● Directions
Pictures are to be left out; everything else in the records must be repeated exactly.

● Recorded data
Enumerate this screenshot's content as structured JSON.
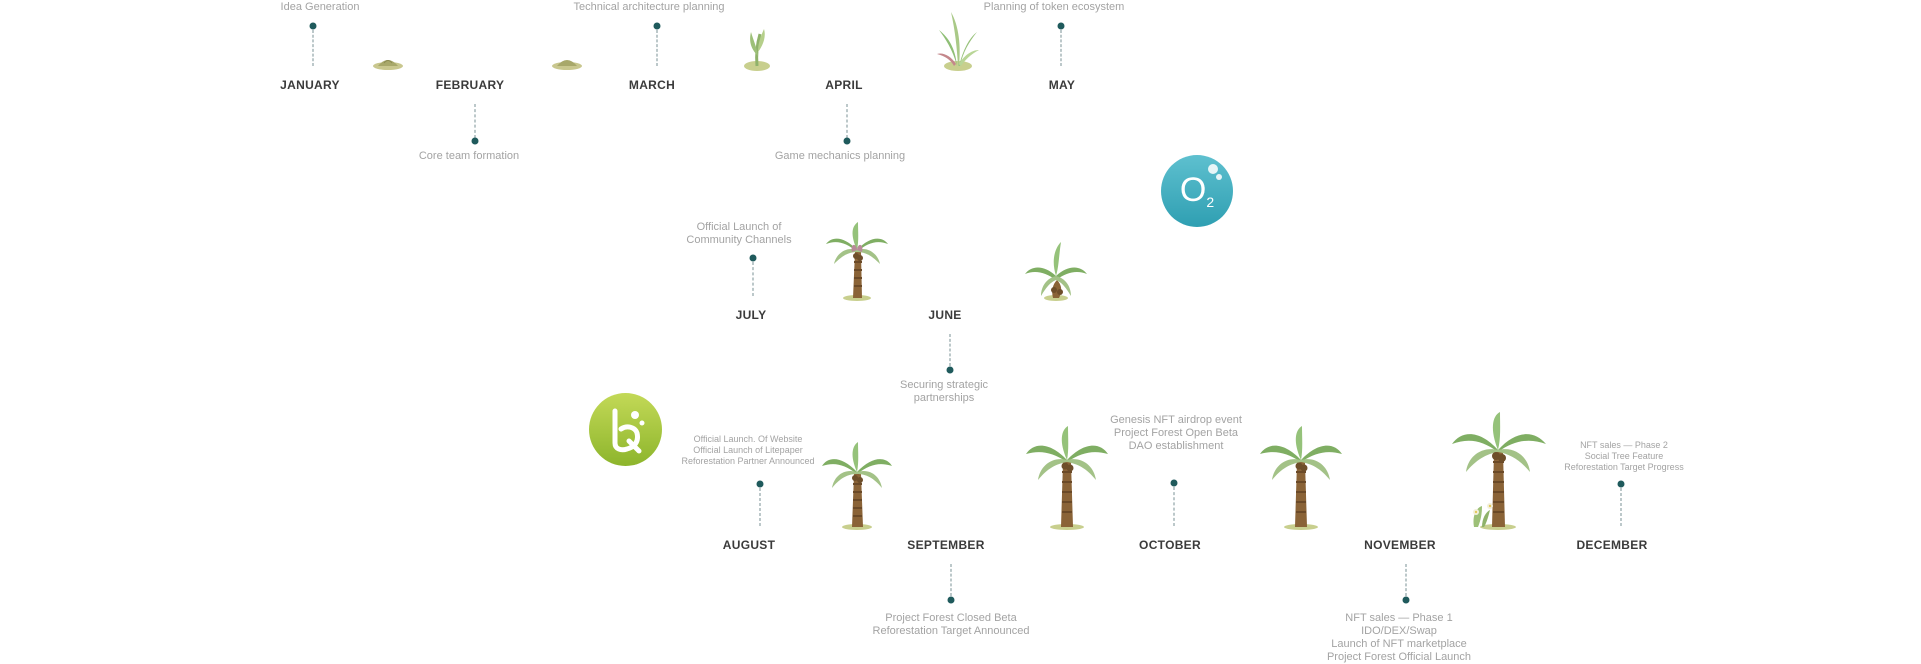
{
  "months": {
    "jan": "JANUARY",
    "feb": "FEBRUARY",
    "mar": "MARCH",
    "apr": "APRIL",
    "may": "MAY",
    "jun": "JUNE",
    "jul": "JULY",
    "aug": "AUGUST",
    "sep": "SEPTEMBER",
    "oct": "OCTOBER",
    "nov": "NOVEMBER",
    "dec": "DECEMBER"
  },
  "milestones": {
    "jan": [
      "Idea Generation"
    ],
    "feb": [
      "Core team formation"
    ],
    "mar": [
      "Technical architecture planning"
    ],
    "apr": [
      "Game mechanics planning"
    ],
    "may": [
      "Planning of token ecosystem"
    ],
    "jun": [
      "Securing strategic",
      "partnerships"
    ],
    "jul": [
      "Official Launch of",
      "Community Channels"
    ],
    "aug": [
      "Official Launch. Of Website",
      "Official Launch of Litepaper",
      "Reforestation Partner Announced"
    ],
    "sep": [
      "Project Forest Closed Beta",
      "Reforestation Target Announced"
    ],
    "oct": [
      "Genesis NFT airdrop event",
      "Project Forest Open Beta",
      "DAO establishment"
    ],
    "nov": [
      "NFT sales — Phase 1",
      "IDO/DEX/Swap",
      "Launch of NFT marketplace",
      "Project Forest Official Launch"
    ],
    "dec": [
      "NFT sales — Phase 2",
      "Social Tree Feature",
      "Reforestation Target Progress"
    ]
  },
  "badges": {
    "o2": {
      "main": "O",
      "sub": "2",
      "color_top": "#4fb3c4",
      "color_bottom": "#2a98ad"
    },
    "logo": {
      "glyph": "b",
      "color_top": "#b7d24a",
      "color_bottom": "#8db52c"
    }
  },
  "colors": {
    "dot": "#1f5a5c",
    "month_text": "#3b3b3b",
    "note_text": "#a3a3a3"
  }
}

● Reply to the exercise
Enumerate this screenshot's content as structured JSON.
{
  "months": {
    "jan": "JANUARY",
    "feb": "FEBRUARY",
    "mar": "MARCH",
    "apr": "APRIL",
    "may": "MAY",
    "jun": "JUNE",
    "jul": "JULY",
    "aug": "AUGUST",
    "sep": "SEPTEMBER",
    "oct": "OCTOBER",
    "nov": "NOVEMBER",
    "dec": "DECEMBER"
  },
  "milestones": {
    "jan": [
      "Idea Generation"
    ],
    "feb": [
      "Core team formation"
    ],
    "mar": [
      "Technical architecture planning"
    ],
    "apr": [
      "Game mechanics planning"
    ],
    "may": [
      "Planning of token ecosystem"
    ],
    "jun": [
      "Securing strategic",
      "partnerships"
    ],
    "jul": [
      "Official Launch of",
      "Community Channels"
    ],
    "aug": [
      "Official Launch. Of Website",
      "Official Launch of Litepaper",
      "Reforestation Partner Announced"
    ],
    "sep": [
      "Project Forest Closed Beta",
      "Reforestation Target Announced"
    ],
    "oct": [
      "Genesis NFT airdrop event",
      "Project Forest Open Beta",
      "DAO establishment"
    ],
    "nov": [
      "NFT sales — Phase 1",
      "IDO/DEX/Swap",
      "Launch of NFT marketplace",
      "Project Forest Official Launch"
    ],
    "dec": [
      "NFT sales — Phase 2",
      "Social Tree Feature",
      "Reforestation Target Progress"
    ]
  },
  "badges": {
    "o2": {
      "main": "O",
      "sub": "2",
      "color_top": "#4fb3c4",
      "color_bottom": "#2a98ad"
    },
    "logo": {
      "glyph": "b",
      "color_top": "#b7d24a",
      "color_bottom": "#8db52c"
    }
  },
  "colors": {
    "dot": "#1f5a5c",
    "month_text": "#3b3b3b",
    "note_text": "#a3a3a3"
  }
}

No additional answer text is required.